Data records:
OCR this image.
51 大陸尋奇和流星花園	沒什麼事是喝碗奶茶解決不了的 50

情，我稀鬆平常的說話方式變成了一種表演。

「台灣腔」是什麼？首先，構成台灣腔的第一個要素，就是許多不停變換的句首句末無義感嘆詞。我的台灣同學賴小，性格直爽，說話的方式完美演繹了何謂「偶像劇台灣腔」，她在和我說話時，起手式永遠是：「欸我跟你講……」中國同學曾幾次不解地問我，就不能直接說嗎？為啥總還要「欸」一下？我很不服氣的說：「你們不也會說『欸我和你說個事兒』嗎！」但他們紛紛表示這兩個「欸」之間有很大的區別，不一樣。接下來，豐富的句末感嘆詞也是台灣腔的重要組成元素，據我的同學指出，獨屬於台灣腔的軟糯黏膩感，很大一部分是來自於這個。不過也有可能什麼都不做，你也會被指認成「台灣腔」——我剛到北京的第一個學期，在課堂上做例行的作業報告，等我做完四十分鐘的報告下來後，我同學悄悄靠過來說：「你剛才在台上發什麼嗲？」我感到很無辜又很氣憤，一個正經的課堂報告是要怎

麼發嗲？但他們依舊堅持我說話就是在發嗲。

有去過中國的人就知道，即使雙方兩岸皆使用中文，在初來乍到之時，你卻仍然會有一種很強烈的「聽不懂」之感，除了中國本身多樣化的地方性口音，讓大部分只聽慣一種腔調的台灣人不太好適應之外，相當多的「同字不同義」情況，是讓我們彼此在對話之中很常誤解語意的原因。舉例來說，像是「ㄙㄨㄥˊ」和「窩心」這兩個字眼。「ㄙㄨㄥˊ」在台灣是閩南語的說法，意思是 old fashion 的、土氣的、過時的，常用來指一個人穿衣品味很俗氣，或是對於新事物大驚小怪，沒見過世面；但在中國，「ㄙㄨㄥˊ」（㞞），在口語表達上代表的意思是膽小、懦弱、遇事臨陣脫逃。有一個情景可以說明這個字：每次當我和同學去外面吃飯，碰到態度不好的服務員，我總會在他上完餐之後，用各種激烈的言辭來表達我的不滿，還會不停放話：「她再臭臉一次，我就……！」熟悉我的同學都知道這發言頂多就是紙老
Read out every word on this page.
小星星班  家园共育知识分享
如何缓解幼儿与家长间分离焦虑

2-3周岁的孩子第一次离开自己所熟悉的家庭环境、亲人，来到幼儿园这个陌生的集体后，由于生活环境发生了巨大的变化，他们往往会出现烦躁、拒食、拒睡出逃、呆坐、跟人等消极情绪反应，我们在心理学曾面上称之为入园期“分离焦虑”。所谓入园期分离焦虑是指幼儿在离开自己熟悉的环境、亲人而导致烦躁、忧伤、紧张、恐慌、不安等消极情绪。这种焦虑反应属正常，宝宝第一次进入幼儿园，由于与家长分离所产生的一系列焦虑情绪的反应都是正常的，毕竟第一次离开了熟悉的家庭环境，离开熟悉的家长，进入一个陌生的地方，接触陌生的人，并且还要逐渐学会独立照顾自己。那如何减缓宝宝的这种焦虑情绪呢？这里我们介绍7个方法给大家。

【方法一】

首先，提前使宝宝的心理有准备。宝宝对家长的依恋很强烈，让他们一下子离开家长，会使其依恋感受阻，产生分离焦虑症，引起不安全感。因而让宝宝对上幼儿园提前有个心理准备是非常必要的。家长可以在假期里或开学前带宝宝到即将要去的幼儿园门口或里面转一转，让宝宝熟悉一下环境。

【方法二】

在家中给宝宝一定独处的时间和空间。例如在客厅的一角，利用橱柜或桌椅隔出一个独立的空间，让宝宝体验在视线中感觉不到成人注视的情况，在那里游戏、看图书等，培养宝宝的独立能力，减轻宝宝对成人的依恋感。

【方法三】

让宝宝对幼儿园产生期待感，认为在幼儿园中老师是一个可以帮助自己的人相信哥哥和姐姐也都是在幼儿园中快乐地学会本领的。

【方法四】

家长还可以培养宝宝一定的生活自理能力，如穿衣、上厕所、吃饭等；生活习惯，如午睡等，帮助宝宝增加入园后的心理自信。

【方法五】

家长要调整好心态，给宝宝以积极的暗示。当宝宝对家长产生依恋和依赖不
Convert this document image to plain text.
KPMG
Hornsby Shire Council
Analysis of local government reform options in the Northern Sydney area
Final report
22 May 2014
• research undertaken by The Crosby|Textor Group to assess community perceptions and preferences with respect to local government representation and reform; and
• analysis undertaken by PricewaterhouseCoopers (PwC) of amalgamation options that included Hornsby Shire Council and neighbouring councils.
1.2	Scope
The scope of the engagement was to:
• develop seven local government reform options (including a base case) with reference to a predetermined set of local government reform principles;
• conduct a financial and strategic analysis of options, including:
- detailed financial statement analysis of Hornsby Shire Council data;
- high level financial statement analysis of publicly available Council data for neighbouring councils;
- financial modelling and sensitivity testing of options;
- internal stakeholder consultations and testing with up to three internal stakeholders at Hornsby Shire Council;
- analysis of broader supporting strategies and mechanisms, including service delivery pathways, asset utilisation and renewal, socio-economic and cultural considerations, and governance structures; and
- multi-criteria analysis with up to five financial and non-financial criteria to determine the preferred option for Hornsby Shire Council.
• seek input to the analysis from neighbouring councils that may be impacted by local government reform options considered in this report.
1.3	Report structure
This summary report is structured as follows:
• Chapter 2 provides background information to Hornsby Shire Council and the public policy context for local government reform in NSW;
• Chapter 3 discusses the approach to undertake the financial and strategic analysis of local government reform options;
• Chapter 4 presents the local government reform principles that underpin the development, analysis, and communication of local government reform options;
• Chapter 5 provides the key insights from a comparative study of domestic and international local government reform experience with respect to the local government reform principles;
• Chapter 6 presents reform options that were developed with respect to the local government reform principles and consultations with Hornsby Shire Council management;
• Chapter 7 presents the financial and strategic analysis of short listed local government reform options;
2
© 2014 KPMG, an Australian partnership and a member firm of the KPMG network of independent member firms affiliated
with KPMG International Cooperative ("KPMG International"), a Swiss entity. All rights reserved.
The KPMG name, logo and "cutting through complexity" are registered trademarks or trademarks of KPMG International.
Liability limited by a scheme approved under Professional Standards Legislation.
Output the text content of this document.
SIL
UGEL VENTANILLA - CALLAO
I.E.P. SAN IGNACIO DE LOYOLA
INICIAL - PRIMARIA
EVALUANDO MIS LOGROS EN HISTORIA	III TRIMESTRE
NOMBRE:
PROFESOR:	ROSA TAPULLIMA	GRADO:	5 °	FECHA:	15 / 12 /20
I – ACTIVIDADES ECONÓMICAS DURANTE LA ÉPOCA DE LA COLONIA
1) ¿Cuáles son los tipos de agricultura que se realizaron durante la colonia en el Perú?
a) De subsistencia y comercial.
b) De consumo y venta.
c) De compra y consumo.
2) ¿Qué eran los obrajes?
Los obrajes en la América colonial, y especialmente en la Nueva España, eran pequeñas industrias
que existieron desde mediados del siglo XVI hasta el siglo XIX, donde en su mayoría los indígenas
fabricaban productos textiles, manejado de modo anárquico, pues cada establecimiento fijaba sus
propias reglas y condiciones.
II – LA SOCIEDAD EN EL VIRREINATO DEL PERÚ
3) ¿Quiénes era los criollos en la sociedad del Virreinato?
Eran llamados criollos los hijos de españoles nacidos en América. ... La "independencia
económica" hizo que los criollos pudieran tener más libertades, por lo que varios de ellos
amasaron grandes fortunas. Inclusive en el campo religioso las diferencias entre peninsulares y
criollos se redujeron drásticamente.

→ **Job**: Point out every line holding the string "document" and copy it.

→ **Answer to the exercise**:
Convert this document image to plain text.
Output the text content of this document.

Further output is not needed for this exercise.